Collected data entries:
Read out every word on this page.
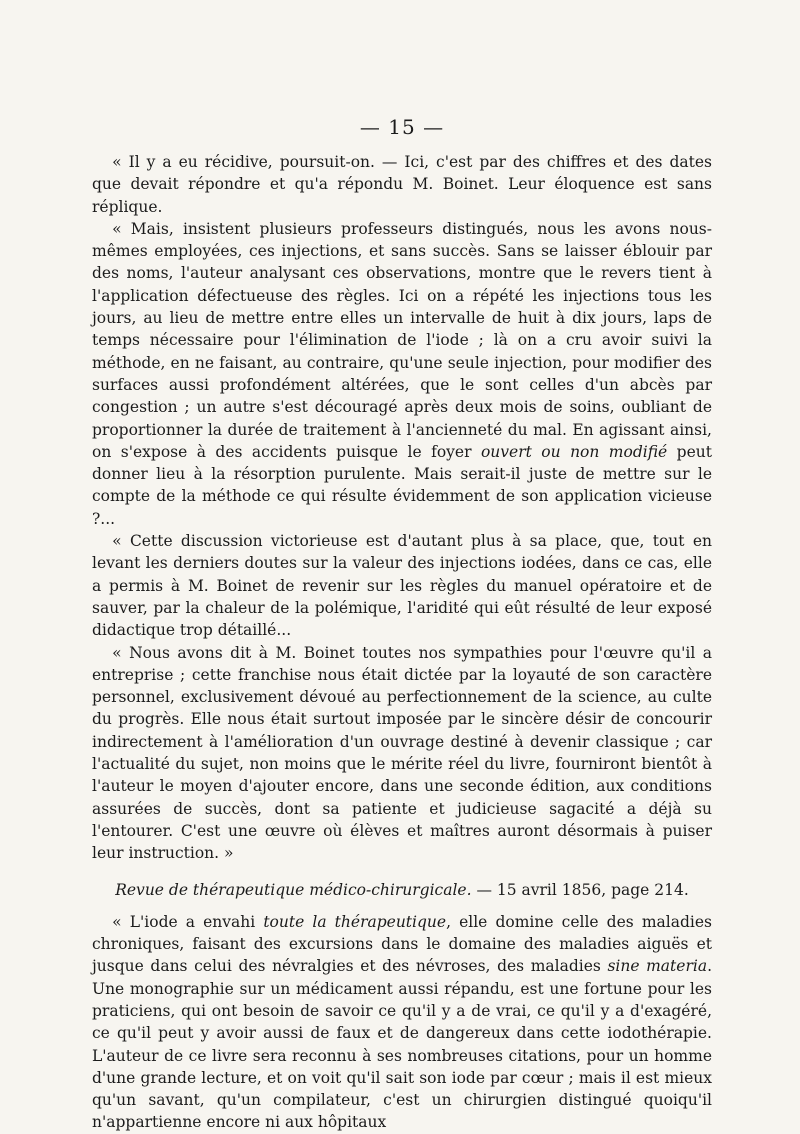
— 15 —

« Il y a eu récidive, poursuit-on. — Ici, c'est par des chiffres et des dates que devait répondre et qu'a répondu M. Boinet. Leur éloquence est sans réplique.

« Mais, insistent plusieurs professeurs distingués, nous les avons nous-mêmes employées, ces injections, et sans succès. Sans se laisser éblouir par des noms, l'auteur analysant ces observations, montre que le revers tient à l'application défectueuse des règles. Ici on a répété les injections tous les jours, au lieu de mettre entre elles un intervalle de huit à dix jours, laps de temps nécessaire pour l'élimination de l'iode ; là on a cru avoir suivi la méthode, en ne faisant, au contraire, qu'une seule injection, pour modifier des surfaces aussi profondément altérées, que le sont celles d'un abcès par congestion ; un autre s'est découragé après deux mois de soins, oubliant de proportionner la durée de traitement à l'ancienneté du mal. En agissant ainsi, on s'expose à des accidents puisque le foyer ouvert ou non modifié peut donner lieu à la résorption purulente. Mais serait-il juste de mettre sur le compte de la méthode ce qui résulte évidemment de son application vicieuse ?...

« Cette discussion victorieuse est d'autant plus à sa place, que, tout en levant les derniers doutes sur la valeur des injections iodées, dans ce cas, elle a permis à M. Boinet de revenir sur les règles du manuel opératoire et de sauver, par la chaleur de la polémique, l'aridité qui eût résulté de leur exposé didactique trop détaillé...

« Nous avons dit à M. Boinet toutes nos sympathies pour l'œuvre qu'il a entreprise ; cette franchise nous était dictée par la loyauté de son caractère personnel, exclusivement dévoué au perfectionnement de la science, au culte du progrès. Elle nous était surtout imposée par le sincère désir de concourir indirectement à l'amélioration d'un ouvrage destiné à devenir classique ; car l'actualité du sujet, non moins que le mérite réel du livre, fourniront bientôt à l'auteur le moyen d'ajouter encore, dans une seconde édition, aux conditions assurées de succès, dont sa patiente et judicieuse sagacité a déjà su l'entourer. C'est une œuvre où élèves et maîtres auront désormais à puiser leur instruction. »

Revue de thérapeutique médico-chirurgicale. — 15 avril 1856, page 214.

« L'iode a envahi toute la thérapeutique, elle domine celle des maladies chroniques, faisant des excursions dans le domaine des maladies aiguës et jusque dans celui des névralgies et des névroses, des maladies sine materia. Une monographie sur un médicament aussi répandu, est une fortune pour les praticiens, qui ont besoin de savoir ce qu'il y a de vrai, ce qu'il y a d'exagéré, ce qu'il peut y avoir aussi de faux et de dangereux dans cette iodothérapie. L'auteur de ce livre sera reconnu à ses nombreuses citations, pour un homme d'une grande lecture, et on voit qu'il sait son iode par cœur ; mais il est mieux qu'un savant, qu'un compilateur, c'est un chirurgien distingué quoiqu'il n'appartienne encore ni aux hôpitaux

● **Required task**
Extract from the data every line where "livre" shows up.

● **Reply to the exercise**
« Nous avons dit à M. Boinet toutes nos sympathies pour l'œuvre qu'il a entreprise ; cette franchise nous était dictée par la loyauté de son caractère personnel, exclusivement dévoué au perfectionnement de la science, au culte du progrès. Elle nous était surtout imposée par le sincère désir de concourir indirectement à l'amélioration d'un ouvrage destiné à devenir classique ; car l'actualité du sujet, non moins que le mérite réel du livre, fourniront bientôt à l'auteur le moyen d'ajouter encore, dans une seconde édition, aux conditions assurées de succès, dont sa patiente et judicieuse sagacité a déjà su l'entourer. C'est une œuvre où élèves et maîtres auront désormais à puiser leur instruction. »
« L'iode a envahi toute la thérapeutique, elle domine celle des maladies chroniques, faisant des excursions dans le domaine des maladies aiguës et jusque dans celui des névralgies et des névroses, des maladies sine materia. Une monographie sur un médicament aussi répandu, est une fortune pour les praticiens, qui ont besoin de savoir ce qu'il y a de vrai, ce qu'il y a d'exagéré, ce qu'il peut y avoir aussi de faux et de dangereux dans cette iodothérapie. L'auteur de ce livre sera reconnu à ses nombreuses citations, pour un homme d'une grande lecture, et on voit qu'il sait son iode par cœur ; mais il est mieux qu'un savant, qu'un compilateur, c'est un chirurgien distingué quoiqu'il n'appartienne encore ni aux hôpitaux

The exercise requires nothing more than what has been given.